> **Goal**
Repeat the data word for word. Do not include the pictures.

--- Begin Material provided ---

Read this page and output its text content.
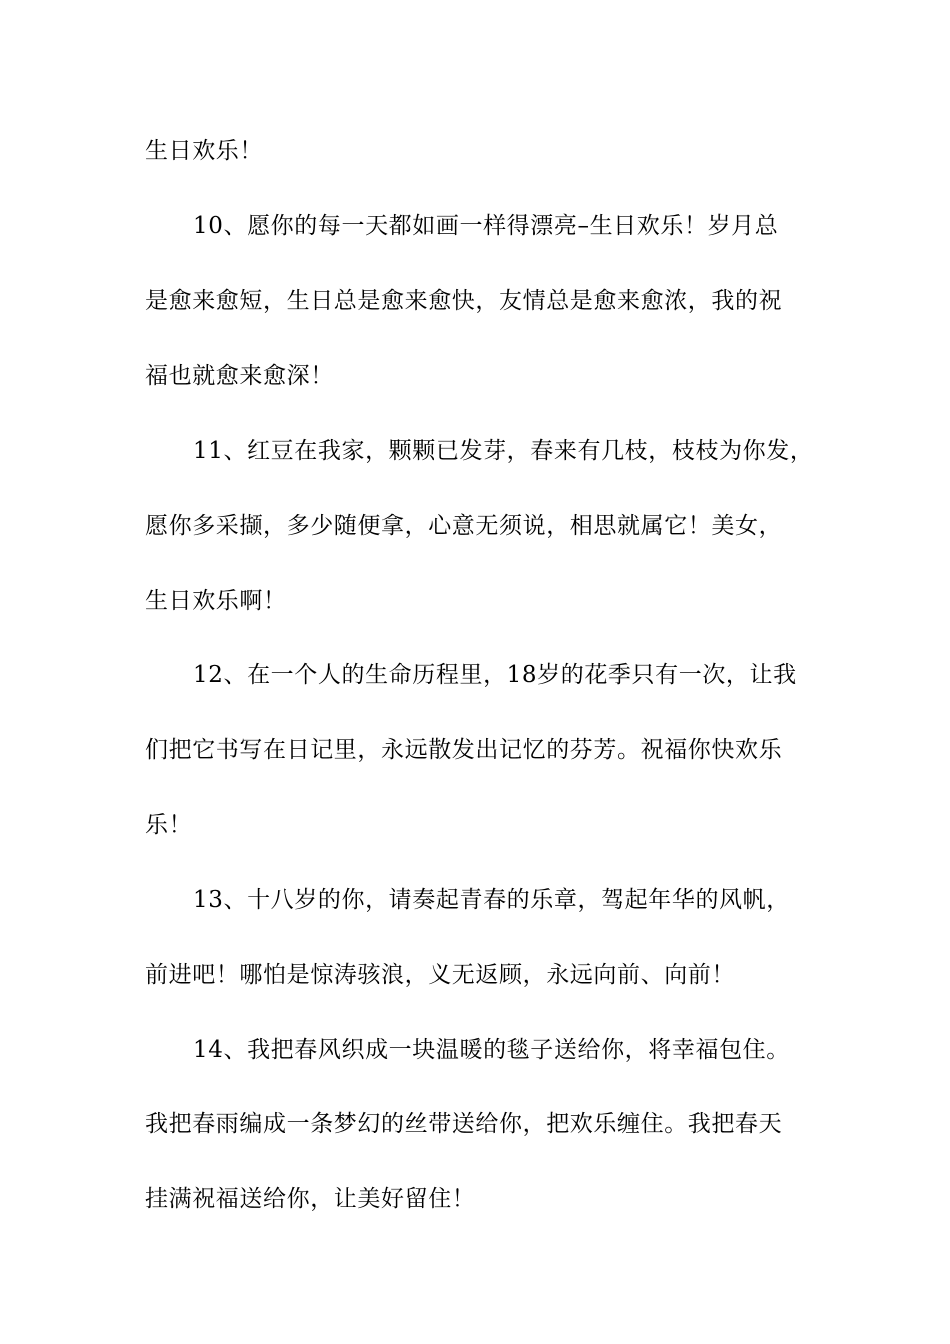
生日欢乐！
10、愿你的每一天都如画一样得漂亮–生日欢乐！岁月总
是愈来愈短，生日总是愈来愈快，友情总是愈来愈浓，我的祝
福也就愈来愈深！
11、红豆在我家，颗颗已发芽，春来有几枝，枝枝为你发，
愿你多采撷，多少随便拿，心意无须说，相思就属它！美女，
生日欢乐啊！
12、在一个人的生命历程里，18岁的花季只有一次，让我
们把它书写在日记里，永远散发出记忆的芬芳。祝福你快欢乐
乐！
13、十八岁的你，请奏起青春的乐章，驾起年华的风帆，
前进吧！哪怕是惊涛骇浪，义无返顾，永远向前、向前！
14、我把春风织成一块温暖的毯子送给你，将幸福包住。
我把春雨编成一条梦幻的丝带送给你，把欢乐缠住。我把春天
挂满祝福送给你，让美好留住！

--- End Material provided ---

> **Answer in full**
Read this page and output its text content.
生日欢乐！
10、愿你的每一天都如画一样得漂亮–生日欢乐！岁月总
是愈来愈短，生日总是愈来愈快，友情总是愈来愈浓，我的祝
福也就愈来愈深！
11、红豆在我家，颗颗已发芽，春来有几枝，枝枝为你发，
愿你多采撷，多少随便拿，心意无须说，相思就属它！美女，
生日欢乐啊！
12、在一个人的生命历程里，18岁的花季只有一次，让我
们把它书写在日记里，永远散发出记忆的芬芳。祝福你快欢乐
乐！
13、十八岁的你，请奏起青春的乐章，驾起年华的风帆，
前进吧！哪怕是惊涛骇浪，义无返顾，永远向前、向前！
14、我把春风织成一块温暖的毯子送给你，将幸福包住。
我把春雨编成一条梦幻的丝带送给你，把欢乐缠住。我把春天
挂满祝福送给你，让美好留住！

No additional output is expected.